## begin
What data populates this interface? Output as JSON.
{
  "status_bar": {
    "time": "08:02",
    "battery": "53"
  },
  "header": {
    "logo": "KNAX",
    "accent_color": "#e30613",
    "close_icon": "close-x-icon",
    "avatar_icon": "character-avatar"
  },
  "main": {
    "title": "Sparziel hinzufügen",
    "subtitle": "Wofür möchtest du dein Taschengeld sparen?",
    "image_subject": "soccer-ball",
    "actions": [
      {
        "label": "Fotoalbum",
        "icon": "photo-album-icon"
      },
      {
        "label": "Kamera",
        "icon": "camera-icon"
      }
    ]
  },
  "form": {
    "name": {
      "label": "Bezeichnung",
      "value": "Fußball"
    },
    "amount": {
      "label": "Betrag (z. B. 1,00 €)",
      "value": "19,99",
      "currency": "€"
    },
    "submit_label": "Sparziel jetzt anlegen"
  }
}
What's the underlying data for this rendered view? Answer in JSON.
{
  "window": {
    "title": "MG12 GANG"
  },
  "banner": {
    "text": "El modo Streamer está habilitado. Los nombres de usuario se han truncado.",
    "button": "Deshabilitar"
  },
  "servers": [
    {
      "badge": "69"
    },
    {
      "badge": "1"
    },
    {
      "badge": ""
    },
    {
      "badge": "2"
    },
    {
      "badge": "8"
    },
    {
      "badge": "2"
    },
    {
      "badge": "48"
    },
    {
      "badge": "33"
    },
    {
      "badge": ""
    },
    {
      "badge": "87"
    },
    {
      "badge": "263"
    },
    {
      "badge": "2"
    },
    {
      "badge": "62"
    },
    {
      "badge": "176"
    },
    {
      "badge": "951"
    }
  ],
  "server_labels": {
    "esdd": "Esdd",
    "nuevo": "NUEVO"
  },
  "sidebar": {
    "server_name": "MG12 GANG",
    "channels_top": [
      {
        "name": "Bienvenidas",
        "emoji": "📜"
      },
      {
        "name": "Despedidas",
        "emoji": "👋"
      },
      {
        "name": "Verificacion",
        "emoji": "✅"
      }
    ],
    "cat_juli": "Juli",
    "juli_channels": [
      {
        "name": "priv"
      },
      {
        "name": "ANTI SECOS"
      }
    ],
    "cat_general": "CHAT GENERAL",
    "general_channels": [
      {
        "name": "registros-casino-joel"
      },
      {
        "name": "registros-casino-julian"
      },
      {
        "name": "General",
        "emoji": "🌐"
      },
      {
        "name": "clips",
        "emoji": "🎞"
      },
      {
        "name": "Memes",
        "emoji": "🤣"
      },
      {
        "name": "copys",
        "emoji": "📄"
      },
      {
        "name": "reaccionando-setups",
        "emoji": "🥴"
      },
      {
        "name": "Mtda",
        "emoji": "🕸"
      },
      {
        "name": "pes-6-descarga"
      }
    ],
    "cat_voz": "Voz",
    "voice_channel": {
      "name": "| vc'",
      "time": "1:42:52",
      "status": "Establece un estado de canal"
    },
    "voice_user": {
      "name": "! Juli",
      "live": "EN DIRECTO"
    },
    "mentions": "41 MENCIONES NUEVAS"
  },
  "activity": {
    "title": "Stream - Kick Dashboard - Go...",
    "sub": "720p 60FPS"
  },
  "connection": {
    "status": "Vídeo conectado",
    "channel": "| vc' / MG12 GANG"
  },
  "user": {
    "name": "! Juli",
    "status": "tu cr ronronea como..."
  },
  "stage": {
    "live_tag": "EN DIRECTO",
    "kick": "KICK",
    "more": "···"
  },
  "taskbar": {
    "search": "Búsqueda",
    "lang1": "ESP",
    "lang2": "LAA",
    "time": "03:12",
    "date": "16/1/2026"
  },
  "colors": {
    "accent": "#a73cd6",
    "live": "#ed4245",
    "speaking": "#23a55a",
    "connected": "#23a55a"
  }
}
## end
## begin
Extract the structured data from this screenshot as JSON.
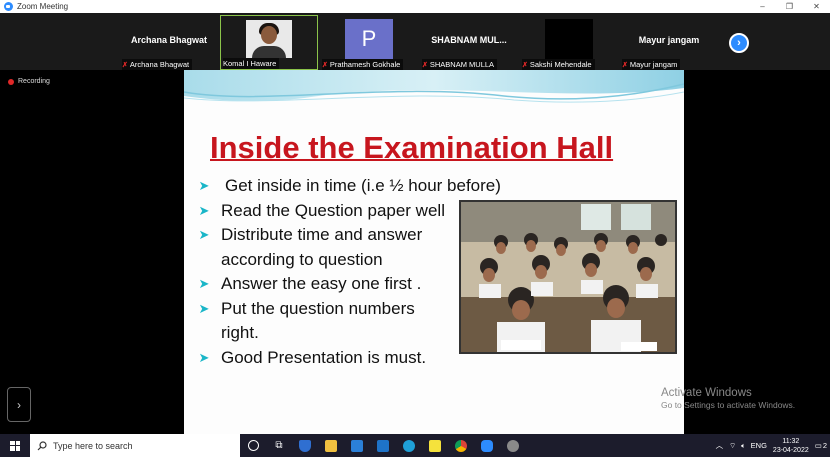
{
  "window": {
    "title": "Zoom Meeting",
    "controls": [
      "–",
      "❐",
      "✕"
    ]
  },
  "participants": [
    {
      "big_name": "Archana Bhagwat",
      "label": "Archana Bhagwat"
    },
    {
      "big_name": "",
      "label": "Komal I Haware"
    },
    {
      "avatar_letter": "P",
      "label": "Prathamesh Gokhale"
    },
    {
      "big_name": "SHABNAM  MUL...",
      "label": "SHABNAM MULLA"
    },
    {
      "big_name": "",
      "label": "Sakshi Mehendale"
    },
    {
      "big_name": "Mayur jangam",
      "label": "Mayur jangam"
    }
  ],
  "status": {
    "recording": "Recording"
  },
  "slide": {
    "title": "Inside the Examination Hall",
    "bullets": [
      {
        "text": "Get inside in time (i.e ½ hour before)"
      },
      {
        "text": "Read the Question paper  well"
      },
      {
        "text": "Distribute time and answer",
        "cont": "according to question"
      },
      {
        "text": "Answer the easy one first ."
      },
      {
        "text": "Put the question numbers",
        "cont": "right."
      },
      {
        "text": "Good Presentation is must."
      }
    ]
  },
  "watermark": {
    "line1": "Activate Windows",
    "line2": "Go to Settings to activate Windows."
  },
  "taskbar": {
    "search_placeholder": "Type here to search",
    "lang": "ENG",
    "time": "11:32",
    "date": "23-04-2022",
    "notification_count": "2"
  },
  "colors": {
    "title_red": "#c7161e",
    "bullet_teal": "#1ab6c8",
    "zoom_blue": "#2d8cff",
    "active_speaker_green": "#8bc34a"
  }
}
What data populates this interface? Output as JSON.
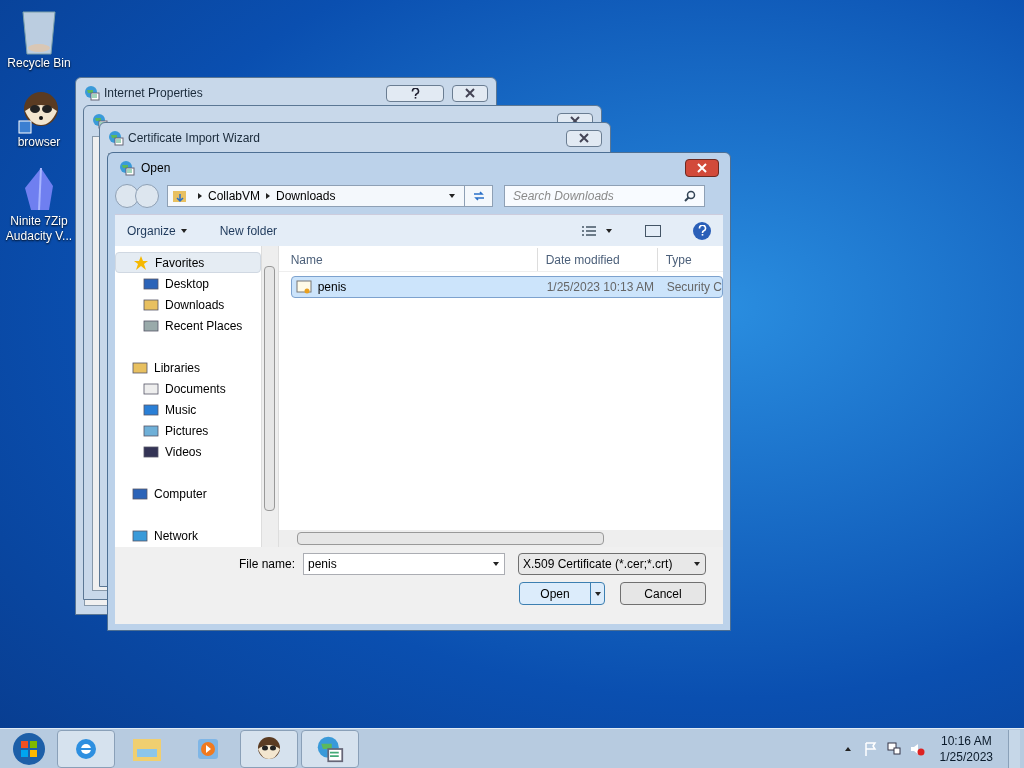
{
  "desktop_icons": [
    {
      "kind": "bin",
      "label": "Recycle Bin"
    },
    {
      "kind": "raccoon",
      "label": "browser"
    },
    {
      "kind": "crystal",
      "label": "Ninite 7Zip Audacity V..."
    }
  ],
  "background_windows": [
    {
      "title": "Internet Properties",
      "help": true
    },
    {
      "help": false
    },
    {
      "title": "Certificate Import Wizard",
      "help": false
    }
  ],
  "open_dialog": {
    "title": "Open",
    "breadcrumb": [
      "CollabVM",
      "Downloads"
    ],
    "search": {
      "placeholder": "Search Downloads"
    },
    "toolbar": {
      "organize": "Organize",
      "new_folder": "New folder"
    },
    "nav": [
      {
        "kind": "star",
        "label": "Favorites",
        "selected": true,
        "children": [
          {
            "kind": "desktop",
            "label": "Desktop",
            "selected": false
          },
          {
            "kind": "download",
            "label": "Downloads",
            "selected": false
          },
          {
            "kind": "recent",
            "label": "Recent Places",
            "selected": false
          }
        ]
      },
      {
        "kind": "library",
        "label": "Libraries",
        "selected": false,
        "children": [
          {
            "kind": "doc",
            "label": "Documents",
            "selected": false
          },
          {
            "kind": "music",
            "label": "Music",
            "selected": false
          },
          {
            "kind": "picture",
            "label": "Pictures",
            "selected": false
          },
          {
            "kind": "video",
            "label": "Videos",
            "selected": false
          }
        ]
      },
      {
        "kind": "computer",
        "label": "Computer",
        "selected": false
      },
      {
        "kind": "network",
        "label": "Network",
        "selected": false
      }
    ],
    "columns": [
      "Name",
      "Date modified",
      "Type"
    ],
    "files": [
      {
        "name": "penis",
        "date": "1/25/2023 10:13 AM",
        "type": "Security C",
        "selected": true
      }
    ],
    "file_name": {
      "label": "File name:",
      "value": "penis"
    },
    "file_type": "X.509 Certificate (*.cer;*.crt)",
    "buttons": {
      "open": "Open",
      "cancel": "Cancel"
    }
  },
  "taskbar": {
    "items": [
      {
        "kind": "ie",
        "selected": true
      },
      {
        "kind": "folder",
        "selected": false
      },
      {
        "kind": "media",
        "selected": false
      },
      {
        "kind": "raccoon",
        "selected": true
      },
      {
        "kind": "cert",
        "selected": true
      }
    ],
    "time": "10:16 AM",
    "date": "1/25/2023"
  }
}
## end
Return all lines containing the word "SHABNAM".

● **Response for this exercise**
      "big_name": "SHABNAM  MUL...",
      "label": "SHABNAM MULLA"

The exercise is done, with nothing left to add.